Problem to work on
Using the listing below, report all lines holding the word "label".

Supplied entries
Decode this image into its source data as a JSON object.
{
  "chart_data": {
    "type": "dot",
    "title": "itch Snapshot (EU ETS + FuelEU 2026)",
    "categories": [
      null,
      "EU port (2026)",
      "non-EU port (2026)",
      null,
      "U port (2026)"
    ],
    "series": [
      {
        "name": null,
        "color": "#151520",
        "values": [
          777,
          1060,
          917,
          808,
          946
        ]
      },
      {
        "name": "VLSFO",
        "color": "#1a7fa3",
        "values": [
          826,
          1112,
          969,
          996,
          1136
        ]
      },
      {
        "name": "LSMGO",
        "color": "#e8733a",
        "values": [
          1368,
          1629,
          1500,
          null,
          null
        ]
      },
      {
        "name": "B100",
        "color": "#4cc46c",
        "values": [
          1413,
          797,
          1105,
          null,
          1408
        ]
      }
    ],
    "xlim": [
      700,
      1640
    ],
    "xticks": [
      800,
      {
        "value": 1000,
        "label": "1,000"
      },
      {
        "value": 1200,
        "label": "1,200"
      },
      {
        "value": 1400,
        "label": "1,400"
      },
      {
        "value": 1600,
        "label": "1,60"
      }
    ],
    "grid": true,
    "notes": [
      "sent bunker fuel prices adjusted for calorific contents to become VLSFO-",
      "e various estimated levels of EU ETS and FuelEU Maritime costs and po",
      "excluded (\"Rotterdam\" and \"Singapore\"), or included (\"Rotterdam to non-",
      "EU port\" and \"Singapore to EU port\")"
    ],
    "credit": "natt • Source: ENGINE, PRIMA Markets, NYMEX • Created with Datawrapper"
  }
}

Exercise result
        "label": "1,000"
        "label": "1,200"
        "label": "1,400"
        "label": "1,60"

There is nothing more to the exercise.